(Stored records)
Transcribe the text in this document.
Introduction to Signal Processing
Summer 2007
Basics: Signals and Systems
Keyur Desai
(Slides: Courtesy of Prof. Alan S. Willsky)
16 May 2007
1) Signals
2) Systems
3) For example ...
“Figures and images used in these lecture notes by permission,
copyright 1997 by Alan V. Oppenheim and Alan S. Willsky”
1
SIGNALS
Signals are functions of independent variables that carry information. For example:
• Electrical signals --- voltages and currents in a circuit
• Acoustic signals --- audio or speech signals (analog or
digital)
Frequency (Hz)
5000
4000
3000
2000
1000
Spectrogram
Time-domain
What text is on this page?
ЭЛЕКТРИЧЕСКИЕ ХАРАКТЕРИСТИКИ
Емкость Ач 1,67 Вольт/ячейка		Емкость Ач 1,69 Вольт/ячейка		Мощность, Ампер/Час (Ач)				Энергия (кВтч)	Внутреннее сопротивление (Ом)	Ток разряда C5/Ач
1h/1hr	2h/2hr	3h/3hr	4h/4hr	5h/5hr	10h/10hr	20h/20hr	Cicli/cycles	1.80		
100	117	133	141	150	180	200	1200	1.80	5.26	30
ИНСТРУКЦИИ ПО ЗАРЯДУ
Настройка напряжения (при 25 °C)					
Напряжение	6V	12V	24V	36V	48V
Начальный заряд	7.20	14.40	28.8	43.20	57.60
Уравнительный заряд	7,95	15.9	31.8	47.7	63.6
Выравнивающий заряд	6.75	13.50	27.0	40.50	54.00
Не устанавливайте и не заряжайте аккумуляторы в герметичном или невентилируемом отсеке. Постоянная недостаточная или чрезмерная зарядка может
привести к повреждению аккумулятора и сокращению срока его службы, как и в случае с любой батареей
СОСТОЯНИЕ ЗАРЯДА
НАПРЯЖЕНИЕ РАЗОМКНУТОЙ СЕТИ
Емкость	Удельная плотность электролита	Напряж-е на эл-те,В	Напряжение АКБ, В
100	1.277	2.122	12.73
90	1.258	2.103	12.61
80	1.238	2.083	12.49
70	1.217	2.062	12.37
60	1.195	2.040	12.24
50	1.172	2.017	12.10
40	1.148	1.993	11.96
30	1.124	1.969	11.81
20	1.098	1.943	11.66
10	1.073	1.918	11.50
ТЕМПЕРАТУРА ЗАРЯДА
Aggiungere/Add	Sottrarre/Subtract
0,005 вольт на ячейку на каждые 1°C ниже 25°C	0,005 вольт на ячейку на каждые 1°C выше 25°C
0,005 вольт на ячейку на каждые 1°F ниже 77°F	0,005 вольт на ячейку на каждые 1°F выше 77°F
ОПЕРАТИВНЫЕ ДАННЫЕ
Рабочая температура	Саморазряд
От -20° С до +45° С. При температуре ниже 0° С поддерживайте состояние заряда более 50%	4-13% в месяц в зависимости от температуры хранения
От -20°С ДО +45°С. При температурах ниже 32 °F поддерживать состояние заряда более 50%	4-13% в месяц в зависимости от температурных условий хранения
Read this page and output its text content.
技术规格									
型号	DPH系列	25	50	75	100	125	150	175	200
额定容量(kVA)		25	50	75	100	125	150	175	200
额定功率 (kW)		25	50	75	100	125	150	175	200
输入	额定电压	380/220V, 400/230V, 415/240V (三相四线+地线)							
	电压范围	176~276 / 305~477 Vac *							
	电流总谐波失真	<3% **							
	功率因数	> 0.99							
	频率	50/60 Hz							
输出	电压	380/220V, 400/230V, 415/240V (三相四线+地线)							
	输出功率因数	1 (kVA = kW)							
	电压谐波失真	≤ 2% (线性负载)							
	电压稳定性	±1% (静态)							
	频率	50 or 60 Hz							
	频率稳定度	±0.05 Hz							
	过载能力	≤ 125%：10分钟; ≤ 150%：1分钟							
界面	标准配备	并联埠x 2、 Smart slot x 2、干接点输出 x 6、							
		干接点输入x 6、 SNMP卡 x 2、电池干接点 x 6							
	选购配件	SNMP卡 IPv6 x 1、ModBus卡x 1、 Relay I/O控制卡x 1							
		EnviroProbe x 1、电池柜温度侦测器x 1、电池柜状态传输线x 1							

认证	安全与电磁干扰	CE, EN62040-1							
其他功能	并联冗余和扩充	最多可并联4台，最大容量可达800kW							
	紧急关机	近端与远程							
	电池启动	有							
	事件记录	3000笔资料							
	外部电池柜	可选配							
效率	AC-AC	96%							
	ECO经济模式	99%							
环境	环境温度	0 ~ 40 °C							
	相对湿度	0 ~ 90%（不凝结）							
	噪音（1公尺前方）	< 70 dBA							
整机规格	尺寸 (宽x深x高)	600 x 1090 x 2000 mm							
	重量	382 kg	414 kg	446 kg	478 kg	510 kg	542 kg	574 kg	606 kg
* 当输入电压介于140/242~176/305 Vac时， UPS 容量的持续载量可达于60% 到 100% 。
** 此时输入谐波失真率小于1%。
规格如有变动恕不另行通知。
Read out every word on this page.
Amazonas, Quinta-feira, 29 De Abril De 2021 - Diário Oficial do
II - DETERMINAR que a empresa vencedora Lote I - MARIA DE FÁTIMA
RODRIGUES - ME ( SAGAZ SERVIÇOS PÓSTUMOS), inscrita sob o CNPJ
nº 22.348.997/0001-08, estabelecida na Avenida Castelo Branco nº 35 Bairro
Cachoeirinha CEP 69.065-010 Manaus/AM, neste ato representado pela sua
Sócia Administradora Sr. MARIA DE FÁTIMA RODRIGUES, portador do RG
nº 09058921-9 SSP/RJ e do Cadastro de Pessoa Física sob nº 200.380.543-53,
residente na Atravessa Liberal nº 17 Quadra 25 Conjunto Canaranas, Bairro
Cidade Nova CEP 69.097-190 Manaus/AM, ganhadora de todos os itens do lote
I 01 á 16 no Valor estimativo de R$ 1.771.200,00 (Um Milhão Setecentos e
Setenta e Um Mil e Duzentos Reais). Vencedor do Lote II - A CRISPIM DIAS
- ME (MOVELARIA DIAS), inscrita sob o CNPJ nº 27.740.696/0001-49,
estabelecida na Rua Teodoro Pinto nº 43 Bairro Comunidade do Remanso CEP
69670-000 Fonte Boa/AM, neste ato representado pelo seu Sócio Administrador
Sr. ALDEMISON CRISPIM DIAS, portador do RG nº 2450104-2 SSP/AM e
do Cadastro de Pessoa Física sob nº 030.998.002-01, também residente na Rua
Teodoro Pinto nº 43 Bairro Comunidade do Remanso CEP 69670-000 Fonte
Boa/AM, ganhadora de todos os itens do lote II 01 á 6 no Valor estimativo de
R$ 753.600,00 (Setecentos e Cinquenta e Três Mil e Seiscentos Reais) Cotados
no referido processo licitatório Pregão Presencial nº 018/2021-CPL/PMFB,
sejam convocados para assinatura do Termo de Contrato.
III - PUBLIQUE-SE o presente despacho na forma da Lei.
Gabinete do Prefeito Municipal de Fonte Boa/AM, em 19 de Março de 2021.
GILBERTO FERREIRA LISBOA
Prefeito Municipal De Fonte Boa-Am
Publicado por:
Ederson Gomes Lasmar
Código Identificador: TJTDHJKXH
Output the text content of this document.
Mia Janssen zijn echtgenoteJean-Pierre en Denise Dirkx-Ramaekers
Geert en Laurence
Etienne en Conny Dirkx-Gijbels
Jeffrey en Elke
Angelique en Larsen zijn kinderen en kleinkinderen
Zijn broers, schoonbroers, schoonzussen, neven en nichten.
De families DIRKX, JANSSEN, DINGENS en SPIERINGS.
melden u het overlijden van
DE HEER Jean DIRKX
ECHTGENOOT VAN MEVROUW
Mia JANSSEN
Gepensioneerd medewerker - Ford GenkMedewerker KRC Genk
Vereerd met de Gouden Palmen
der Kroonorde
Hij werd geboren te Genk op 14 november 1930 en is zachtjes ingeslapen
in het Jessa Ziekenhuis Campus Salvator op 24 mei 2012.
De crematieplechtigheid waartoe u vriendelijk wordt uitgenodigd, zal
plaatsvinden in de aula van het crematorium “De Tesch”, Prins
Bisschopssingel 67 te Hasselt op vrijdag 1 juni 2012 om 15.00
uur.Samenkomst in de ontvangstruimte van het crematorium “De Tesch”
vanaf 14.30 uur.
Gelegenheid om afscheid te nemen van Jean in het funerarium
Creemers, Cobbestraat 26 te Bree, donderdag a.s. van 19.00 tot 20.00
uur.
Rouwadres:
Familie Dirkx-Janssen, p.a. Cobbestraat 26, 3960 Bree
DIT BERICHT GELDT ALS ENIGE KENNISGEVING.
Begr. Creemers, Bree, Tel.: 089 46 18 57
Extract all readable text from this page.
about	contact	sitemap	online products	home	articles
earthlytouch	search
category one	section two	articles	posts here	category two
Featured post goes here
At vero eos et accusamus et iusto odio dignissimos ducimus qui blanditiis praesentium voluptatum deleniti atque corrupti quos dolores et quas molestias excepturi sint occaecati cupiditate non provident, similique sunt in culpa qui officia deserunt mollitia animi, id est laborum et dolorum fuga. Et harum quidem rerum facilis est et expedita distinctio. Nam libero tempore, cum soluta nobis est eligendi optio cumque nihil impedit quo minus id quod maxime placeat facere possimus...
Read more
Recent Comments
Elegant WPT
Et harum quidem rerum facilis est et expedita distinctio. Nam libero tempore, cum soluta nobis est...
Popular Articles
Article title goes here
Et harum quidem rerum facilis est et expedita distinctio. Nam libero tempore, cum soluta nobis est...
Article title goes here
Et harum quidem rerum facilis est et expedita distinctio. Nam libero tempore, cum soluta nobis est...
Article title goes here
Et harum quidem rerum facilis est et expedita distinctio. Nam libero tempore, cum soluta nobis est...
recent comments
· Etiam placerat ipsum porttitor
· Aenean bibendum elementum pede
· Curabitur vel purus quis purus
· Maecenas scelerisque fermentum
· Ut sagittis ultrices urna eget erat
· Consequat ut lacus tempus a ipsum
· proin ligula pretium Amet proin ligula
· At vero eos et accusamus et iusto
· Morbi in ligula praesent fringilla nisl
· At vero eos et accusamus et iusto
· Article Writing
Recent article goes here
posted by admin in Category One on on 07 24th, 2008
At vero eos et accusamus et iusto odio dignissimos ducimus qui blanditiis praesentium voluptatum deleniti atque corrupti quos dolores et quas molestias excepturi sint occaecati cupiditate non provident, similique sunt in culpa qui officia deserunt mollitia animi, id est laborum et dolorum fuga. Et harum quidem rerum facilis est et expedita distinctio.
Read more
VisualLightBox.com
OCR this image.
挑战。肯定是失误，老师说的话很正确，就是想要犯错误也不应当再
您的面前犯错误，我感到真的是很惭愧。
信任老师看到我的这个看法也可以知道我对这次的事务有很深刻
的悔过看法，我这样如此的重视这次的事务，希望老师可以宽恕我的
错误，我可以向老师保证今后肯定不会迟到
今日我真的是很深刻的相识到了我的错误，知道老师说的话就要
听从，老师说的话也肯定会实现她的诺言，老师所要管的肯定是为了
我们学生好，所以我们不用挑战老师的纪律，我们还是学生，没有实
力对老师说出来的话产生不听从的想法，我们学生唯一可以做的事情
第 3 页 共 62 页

= PROBLEM REQUIREMENTS =
Each line of the material above either contains the word "example" or does not; state how many do, and nothing else.

= SOLUTION TO THIS PROBLEM =
2